■ PROBLEM
Return verbatim the run of lines that opens with the line holding "What's the underlying" and closes with the last line of the records.

■ THE INPUT
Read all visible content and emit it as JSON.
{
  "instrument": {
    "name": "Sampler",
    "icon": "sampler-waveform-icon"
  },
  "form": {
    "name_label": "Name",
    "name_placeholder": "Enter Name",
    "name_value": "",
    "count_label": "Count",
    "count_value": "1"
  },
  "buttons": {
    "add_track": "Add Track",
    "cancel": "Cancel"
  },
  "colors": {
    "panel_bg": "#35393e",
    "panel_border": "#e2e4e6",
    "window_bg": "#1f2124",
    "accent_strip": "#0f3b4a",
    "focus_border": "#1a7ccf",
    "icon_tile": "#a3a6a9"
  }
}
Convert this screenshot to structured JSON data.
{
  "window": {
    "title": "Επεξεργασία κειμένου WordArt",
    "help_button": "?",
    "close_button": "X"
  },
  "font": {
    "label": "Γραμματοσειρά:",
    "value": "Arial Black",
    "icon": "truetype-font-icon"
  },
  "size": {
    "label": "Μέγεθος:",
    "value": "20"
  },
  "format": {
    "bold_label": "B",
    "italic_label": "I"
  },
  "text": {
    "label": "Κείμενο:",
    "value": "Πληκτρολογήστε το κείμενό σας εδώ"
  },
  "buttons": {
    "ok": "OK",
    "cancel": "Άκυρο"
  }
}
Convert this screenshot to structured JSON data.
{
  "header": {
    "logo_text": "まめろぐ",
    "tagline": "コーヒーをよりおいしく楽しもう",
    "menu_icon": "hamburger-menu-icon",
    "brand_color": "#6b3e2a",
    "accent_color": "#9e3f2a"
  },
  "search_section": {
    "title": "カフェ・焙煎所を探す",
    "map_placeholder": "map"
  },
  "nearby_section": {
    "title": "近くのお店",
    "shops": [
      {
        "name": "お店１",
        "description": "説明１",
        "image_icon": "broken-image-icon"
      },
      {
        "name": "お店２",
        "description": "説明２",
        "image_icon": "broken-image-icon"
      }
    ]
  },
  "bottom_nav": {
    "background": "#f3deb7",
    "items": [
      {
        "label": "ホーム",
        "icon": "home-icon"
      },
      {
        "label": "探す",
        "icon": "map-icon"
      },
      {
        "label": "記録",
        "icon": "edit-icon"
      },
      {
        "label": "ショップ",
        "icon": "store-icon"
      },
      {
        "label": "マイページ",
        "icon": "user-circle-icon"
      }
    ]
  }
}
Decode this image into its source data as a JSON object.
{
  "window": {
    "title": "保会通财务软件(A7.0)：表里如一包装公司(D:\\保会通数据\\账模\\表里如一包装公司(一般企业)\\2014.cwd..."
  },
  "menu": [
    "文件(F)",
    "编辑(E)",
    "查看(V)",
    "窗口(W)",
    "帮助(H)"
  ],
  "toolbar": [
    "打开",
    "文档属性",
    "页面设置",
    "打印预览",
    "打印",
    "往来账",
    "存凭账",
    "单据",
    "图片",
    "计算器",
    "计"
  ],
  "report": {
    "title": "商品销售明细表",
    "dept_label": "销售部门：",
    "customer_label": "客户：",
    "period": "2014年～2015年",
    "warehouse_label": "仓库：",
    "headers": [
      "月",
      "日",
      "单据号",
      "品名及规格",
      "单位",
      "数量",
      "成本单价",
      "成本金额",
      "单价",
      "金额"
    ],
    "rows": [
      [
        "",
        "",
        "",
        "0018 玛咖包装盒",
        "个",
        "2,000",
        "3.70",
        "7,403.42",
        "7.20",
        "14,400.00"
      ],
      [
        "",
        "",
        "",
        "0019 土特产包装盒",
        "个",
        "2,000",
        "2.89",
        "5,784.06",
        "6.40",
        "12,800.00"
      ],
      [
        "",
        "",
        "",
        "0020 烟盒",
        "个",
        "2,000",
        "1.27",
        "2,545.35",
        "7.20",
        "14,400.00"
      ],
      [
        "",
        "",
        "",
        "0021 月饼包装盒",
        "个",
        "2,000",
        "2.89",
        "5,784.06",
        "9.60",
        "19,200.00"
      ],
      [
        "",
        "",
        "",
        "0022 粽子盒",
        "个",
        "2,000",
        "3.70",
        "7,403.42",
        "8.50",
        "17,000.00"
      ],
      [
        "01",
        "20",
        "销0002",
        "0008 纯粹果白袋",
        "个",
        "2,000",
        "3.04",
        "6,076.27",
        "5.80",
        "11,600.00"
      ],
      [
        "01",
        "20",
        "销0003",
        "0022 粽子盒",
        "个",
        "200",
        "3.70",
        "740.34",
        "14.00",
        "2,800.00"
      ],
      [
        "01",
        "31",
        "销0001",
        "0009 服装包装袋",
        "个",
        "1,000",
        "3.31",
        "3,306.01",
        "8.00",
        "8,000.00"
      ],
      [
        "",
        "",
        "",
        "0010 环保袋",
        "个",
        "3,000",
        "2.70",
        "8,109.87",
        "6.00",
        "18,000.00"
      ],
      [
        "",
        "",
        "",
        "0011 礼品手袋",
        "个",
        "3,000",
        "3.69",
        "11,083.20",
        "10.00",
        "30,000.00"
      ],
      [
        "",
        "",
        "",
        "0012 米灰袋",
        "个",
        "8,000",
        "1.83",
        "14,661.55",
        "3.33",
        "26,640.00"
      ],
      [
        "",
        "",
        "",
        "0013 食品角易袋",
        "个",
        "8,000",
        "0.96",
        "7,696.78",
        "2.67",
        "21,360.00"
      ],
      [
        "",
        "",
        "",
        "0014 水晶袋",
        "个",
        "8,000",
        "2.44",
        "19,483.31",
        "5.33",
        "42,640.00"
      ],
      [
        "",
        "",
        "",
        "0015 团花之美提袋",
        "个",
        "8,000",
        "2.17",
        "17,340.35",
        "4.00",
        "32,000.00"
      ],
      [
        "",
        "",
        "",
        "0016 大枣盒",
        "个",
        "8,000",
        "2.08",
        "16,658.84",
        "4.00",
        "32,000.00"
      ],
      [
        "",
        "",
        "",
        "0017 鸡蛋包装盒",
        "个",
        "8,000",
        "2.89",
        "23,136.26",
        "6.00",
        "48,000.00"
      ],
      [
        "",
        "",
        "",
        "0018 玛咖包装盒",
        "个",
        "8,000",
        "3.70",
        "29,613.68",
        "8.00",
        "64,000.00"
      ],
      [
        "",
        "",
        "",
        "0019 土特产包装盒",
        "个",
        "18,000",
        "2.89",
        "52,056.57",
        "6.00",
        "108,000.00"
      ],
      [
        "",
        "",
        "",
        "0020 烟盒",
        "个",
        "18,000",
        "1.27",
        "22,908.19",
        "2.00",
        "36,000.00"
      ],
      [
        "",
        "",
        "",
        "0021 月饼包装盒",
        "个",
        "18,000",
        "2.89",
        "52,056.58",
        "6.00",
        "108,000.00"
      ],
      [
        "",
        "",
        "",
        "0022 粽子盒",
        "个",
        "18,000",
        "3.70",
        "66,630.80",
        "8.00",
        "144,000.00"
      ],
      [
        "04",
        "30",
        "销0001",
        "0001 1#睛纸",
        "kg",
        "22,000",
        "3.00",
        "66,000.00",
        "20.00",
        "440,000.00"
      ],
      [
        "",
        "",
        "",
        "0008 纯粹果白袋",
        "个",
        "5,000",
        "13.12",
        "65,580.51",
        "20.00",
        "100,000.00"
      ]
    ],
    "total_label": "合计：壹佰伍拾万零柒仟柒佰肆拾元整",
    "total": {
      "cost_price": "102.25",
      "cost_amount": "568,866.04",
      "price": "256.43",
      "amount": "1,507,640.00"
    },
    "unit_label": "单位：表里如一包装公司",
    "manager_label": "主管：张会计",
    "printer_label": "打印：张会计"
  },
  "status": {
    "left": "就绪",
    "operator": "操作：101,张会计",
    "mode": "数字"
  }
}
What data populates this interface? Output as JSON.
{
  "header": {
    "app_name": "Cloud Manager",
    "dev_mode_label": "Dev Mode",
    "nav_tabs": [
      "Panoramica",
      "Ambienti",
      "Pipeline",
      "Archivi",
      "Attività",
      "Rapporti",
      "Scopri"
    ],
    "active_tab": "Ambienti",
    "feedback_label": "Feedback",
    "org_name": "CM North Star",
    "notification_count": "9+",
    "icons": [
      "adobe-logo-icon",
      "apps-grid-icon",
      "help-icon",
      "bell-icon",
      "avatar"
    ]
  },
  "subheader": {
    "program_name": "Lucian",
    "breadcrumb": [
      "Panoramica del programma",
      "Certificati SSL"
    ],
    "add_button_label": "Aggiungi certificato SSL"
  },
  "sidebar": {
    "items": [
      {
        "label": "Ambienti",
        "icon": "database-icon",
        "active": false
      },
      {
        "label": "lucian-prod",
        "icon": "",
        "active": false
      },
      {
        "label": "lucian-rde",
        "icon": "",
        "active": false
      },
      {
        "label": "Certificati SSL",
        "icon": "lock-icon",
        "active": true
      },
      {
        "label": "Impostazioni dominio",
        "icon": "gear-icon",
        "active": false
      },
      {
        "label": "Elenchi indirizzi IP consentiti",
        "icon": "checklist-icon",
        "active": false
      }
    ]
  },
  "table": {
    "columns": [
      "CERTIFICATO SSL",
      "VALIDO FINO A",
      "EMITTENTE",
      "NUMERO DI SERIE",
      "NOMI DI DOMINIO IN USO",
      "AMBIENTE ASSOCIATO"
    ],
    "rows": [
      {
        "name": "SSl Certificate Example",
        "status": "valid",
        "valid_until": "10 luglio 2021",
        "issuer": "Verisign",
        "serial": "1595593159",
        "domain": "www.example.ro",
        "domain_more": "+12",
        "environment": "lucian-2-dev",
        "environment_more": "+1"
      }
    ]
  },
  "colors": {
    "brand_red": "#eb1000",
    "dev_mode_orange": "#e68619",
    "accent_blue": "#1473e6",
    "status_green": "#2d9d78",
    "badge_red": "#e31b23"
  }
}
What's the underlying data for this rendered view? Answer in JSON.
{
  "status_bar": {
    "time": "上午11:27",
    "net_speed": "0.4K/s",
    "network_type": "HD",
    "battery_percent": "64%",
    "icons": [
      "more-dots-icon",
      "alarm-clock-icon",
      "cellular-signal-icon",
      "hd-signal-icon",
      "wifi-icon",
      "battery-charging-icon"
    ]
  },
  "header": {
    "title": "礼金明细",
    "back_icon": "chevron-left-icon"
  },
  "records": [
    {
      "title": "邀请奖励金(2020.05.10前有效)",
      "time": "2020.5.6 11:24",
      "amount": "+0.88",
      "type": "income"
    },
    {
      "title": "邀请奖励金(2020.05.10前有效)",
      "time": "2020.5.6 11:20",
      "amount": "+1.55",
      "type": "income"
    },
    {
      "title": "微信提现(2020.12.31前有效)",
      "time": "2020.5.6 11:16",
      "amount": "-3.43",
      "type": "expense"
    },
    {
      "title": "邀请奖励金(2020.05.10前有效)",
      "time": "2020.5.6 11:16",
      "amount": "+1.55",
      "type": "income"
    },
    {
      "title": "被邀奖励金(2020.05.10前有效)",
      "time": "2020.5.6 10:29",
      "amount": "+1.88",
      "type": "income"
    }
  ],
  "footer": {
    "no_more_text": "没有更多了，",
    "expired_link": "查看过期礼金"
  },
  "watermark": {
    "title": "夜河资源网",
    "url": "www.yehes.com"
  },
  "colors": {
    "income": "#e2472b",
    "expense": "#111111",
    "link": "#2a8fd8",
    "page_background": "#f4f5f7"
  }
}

■ RESPONSE
What's the underlying data for this rendered view? Answer in JSON.
{
  "status_bar": {
    "time": "上午11:27",
    "net_speed": "0.4K/s",
    "network_type": "HD",
    "battery_percent": "64%",
    "icons": [
      "more-dots-icon",
      "alarm-clock-icon",
      "cellular-signal-icon",
      "hd-signal-icon",
      "wifi-icon",
      "battery-charging-icon"
    ]
  },
  "header": {
    "title": "礼金明细",
    "back_icon": "chevron-left-icon"
  },
  "records": [
    {
      "title": "邀请奖励金(2020.05.10前有效)",
      "time": "2020.5.6 11:24",
      "amount": "+0.88",
      "type": "income"
    },
    {
      "title": "邀请奖励金(2020.05.10前有效)",
      "time": "2020.5.6 11:20",
      "amount": "+1.55",
      "type": "income"
    },
    {
      "title": "微信提现(2020.12.31前有效)",
      "time": "2020.5.6 11:16",
      "amount": "-3.43",
      "type": "expense"
    },
    {
      "title": "邀请奖励金(2020.05.10前有效)",
      "time": "2020.5.6 11:16",
      "amount": "+1.55",
      "type": "income"
    },
    {
      "title": "被邀奖励金(2020.05.10前有效)",
      "time": "2020.5.6 10:29",
      "amount": "+1.88",
      "type": "income"
    }
  ],
  "footer": {
    "no_more_text": "没有更多了，",
    "expired_link": "查看过期礼金"
  },
  "watermark": {
    "title": "夜河资源网",
    "url": "www.yehes.com"
  },
  "colors": {
    "income": "#e2472b",
    "expense": "#111111",
    "link": "#2a8fd8",
    "page_background": "#f4f5f7"
  }
}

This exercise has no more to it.